**Stated goal:**
Return all entries word for word, but drop any images.

**Exercise materials:**
· · · · · · ·
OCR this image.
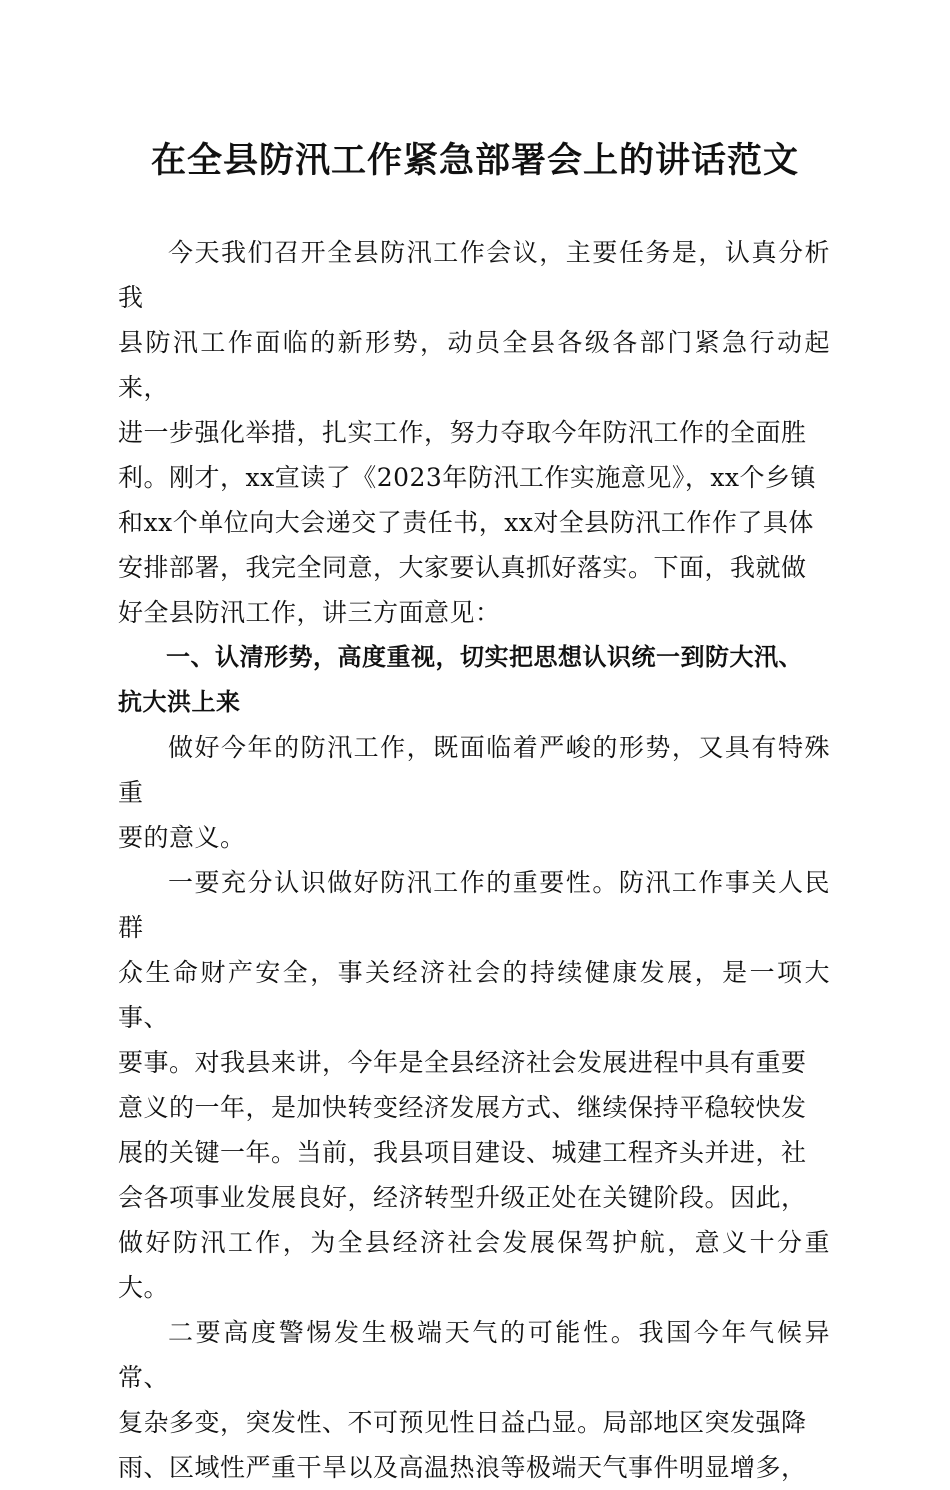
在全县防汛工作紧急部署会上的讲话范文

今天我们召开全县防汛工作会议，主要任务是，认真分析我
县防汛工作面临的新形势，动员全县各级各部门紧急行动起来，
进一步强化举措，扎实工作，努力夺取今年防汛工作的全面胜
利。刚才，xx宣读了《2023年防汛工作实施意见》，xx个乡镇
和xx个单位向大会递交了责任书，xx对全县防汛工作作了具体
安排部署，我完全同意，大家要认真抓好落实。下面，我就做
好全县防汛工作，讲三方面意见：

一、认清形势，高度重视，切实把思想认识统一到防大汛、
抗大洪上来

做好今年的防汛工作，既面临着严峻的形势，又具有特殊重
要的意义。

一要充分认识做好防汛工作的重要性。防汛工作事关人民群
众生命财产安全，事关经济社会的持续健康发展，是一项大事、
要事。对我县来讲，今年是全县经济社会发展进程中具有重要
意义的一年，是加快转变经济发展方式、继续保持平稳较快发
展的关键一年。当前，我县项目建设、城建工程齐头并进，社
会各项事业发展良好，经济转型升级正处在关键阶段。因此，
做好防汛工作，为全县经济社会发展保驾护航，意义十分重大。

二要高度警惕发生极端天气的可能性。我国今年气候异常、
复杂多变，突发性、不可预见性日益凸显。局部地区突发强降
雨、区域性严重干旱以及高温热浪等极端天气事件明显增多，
· · · · · · ·
**Output:**
OCR this image.
在全县防汛工作紧急部署会上的讲话范文

今天我们召开全县防汛工作会议，主要任务是，认真分析我
县防汛工作面临的新形势，动员全县各级各部门紧急行动起来，
进一步强化举措，扎实工作，努力夺取今年防汛工作的全面胜
利。刚才，xx宣读了《2023年防汛工作实施意见》，xx个乡镇
和xx个单位向大会递交了责任书，xx对全县防汛工作作了具体
安排部署，我完全同意，大家要认真抓好落实。下面，我就做
好全县防汛工作，讲三方面意见：

一、认清形势，高度重视，切实把思想认识统一到防大汛、
抗大洪上来

做好今年的防汛工作，既面临着严峻的形势，又具有特殊重
要的意义。

一要充分认识做好防汛工作的重要性。防汛工作事关人民群
众生命财产安全，事关经济社会的持续健康发展，是一项大事、
要事。对我县来讲，今年是全县经济社会发展进程中具有重要
意义的一年，是加快转变经济发展方式、继续保持平稳较快发
展的关键一年。当前，我县项目建设、城建工程齐头并进，社
会各项事业发展良好，经济转型升级正处在关键阶段。因此，
做好防汛工作，为全县经济社会发展保驾护航，意义十分重大。

二要高度警惕发生极端天气的可能性。我国今年气候异常、
复杂多变，突发性、不可预见性日益凸显。局部地区突发强降
雨、区域性严重干旱以及高温热浪等极端天气事件明显增多，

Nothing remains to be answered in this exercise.